* TO BE DONE *
Reproduce every entry below precisely. Pictures are excluded from the copy.

━━━━━━━━━━━━━━━━━━━━━━━━━━━━━━

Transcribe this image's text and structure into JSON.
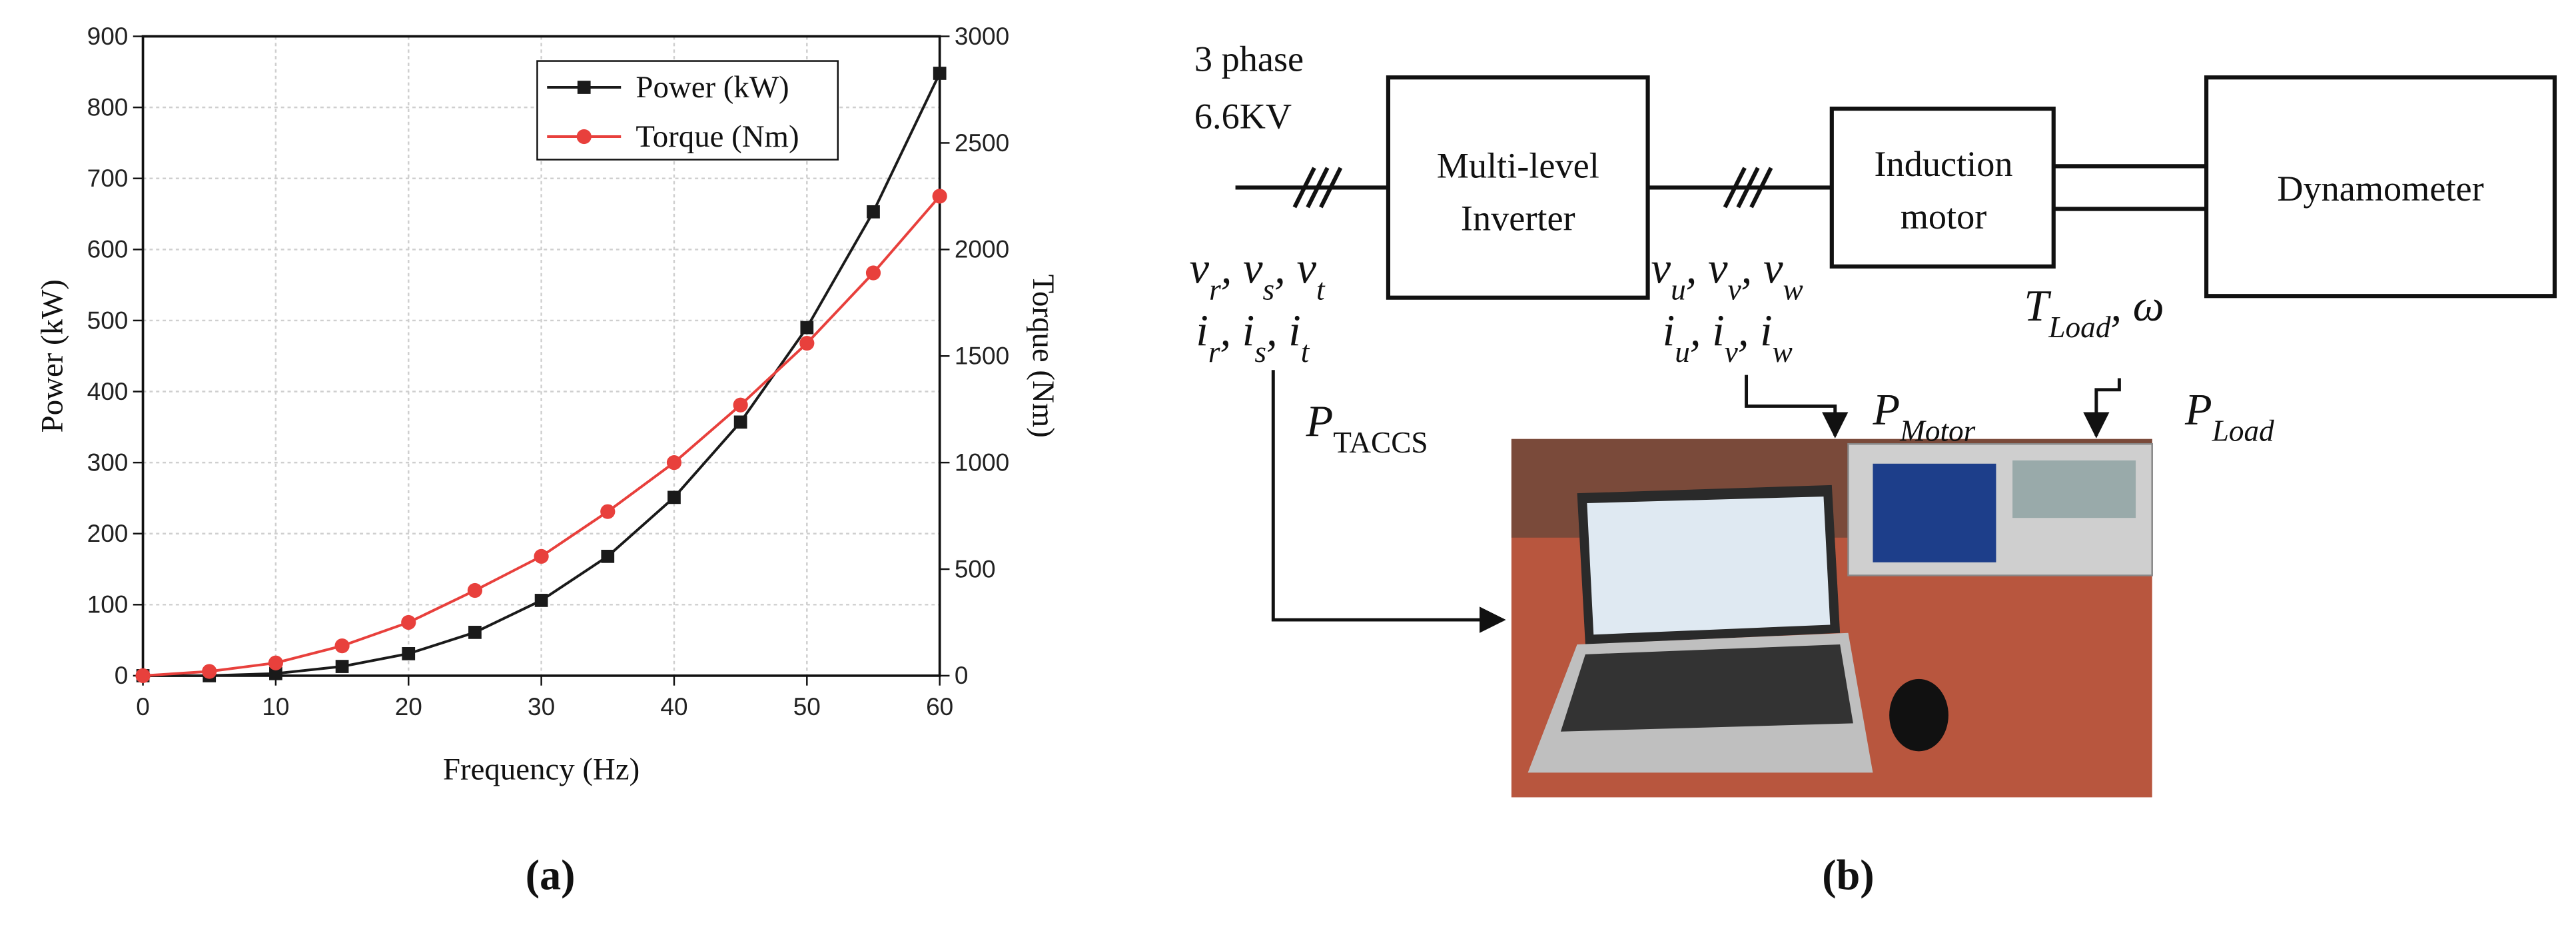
{
  "chart_data": {
    "type": "line",
    "x": [
      0,
      5,
      10,
      15,
      20,
      25,
      30,
      35,
      40,
      45,
      50,
      55,
      60
    ],
    "xlim": [
      0,
      60
    ],
    "xticks": [
      0,
      10,
      20,
      30,
      40,
      50,
      60
    ],
    "ylim": [
      0,
      900
    ],
    "yticks": [
      0,
      100,
      200,
      300,
      400,
      500,
      600,
      700,
      800,
      900
    ],
    "y2lim": [
      0,
      3000
    ],
    "y2ticks": [
      0,
      500,
      1000,
      1500,
      2000,
      2500,
      3000
    ],
    "xlabel": "Frequency (Hz)",
    "ylabel": "Power (kW)",
    "y2label": "Torque (Nm)",
    "grid": true,
    "legend": "upper-right",
    "series": [
      {
        "name": "Power (kW)",
        "color": "#1a1a1a",
        "marker": "square",
        "values": [
          0,
          0,
          3,
          13,
          31,
          61,
          106,
          168,
          251,
          357,
          490,
          653,
          848
        ]
      },
      {
        "name": "Torque (Nm)",
        "color": "#e8403c",
        "marker": "circle",
        "axis": "y2",
        "values": [
          0,
          20,
          60,
          140,
          250,
          400,
          560,
          770,
          1000,
          1270,
          1560,
          1890,
          2250
        ]
      }
    ],
    "caption": "(a)"
  },
  "diagram": {
    "caption": "(b)",
    "supply": [
      "3 phase",
      "6.6KV"
    ],
    "blocks": [
      {
        "lines": [
          "Multi-level",
          "Inverter"
        ]
      },
      {
        "lines": [
          "Induction",
          "motor"
        ]
      },
      {
        "lines": [
          "Dynamometer"
        ]
      }
    ],
    "labels": [
      [
        {
          "text": "v",
          "sub": "r"
        },
        {
          "text": ", v",
          "sub": "s"
        },
        {
          "text": ", v",
          "sub": "t"
        }
      ],
      [
        {
          "text": "i",
          "sub": "r"
        },
        {
          "text": ", i",
          "sub": "s"
        },
        {
          "text": ", i",
          "sub": "t"
        }
      ],
      [
        {
          "text": "v",
          "sub": "u"
        },
        {
          "text": ", v",
          "sub": "v"
        },
        {
          "text": ", v",
          "sub": "w"
        }
      ],
      [
        {
          "text": "i",
          "sub": "u"
        },
        {
          "text": ", i",
          "sub": "v"
        },
        {
          "text": ", i",
          "sub": "w"
        }
      ],
      [
        {
          "text": "T",
          "sub": "Load"
        },
        {
          "text": ", ω"
        }
      ],
      [
        {
          "text": "P",
          "sub": "TACCS"
        }
      ],
      [
        {
          "text": "P",
          "sub": "Motor"
        }
      ],
      [
        {
          "text": "P",
          "sub": "Load"
        }
      ]
    ]
  }
}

━━━━━━━━━━━━━━━━━━━━━━━━━━━━━━

* THE ANSWER *
Transcribe this image's text and structure into JSON.
{
  "chart_data": {
    "type": "line",
    "x": [
      0,
      5,
      10,
      15,
      20,
      25,
      30,
      35,
      40,
      45,
      50,
      55,
      60
    ],
    "xlim": [
      0,
      60
    ],
    "xticks": [
      0,
      10,
      20,
      30,
      40,
      50,
      60
    ],
    "ylim": [
      0,
      900
    ],
    "yticks": [
      0,
      100,
      200,
      300,
      400,
      500,
      600,
      700,
      800,
      900
    ],
    "y2lim": [
      0,
      3000
    ],
    "y2ticks": [
      0,
      500,
      1000,
      1500,
      2000,
      2500,
      3000
    ],
    "xlabel": "Frequency (Hz)",
    "ylabel": "Power (kW)",
    "y2label": "Torque (Nm)",
    "grid": true,
    "legend": "upper-right",
    "series": [
      {
        "name": "Power (kW)",
        "color": "#1a1a1a",
        "marker": "square",
        "values": [
          0,
          0,
          3,
          13,
          31,
          61,
          106,
          168,
          251,
          357,
          490,
          653,
          848
        ]
      },
      {
        "name": "Torque (Nm)",
        "color": "#e8403c",
        "marker": "circle",
        "axis": "y2",
        "values": [
          0,
          20,
          60,
          140,
          250,
          400,
          560,
          770,
          1000,
          1270,
          1560,
          1890,
          2250
        ]
      }
    ],
    "caption": "(a)"
  },
  "diagram": {
    "caption": "(b)",
    "supply": [
      "3 phase",
      "6.6KV"
    ],
    "blocks": [
      {
        "lines": [
          "Multi-level",
          "Inverter"
        ]
      },
      {
        "lines": [
          "Induction",
          "motor"
        ]
      },
      {
        "lines": [
          "Dynamometer"
        ]
      }
    ],
    "labels": [
      [
        {
          "text": "v",
          "sub": "r"
        },
        {
          "text": ", v",
          "sub": "s"
        },
        {
          "text": ", v",
          "sub": "t"
        }
      ],
      [
        {
          "text": "i",
          "sub": "r"
        },
        {
          "text": ", i",
          "sub": "s"
        },
        {
          "text": ", i",
          "sub": "t"
        }
      ],
      [
        {
          "text": "v",
          "sub": "u"
        },
        {
          "text": ", v",
          "sub": "v"
        },
        {
          "text": ", v",
          "sub": "w"
        }
      ],
      [
        {
          "text": "i",
          "sub": "u"
        },
        {
          "text": ", i",
          "sub": "v"
        },
        {
          "text": ", i",
          "sub": "w"
        }
      ],
      [
        {
          "text": "T",
          "sub": "Load"
        },
        {
          "text": ", ω"
        }
      ],
      [
        {
          "text": "P",
          "sub": "TACCS"
        }
      ],
      [
        {
          "text": "P",
          "sub": "Motor"
        }
      ],
      [
        {
          "text": "P",
          "sub": "Load"
        }
      ]
    ]
  }
}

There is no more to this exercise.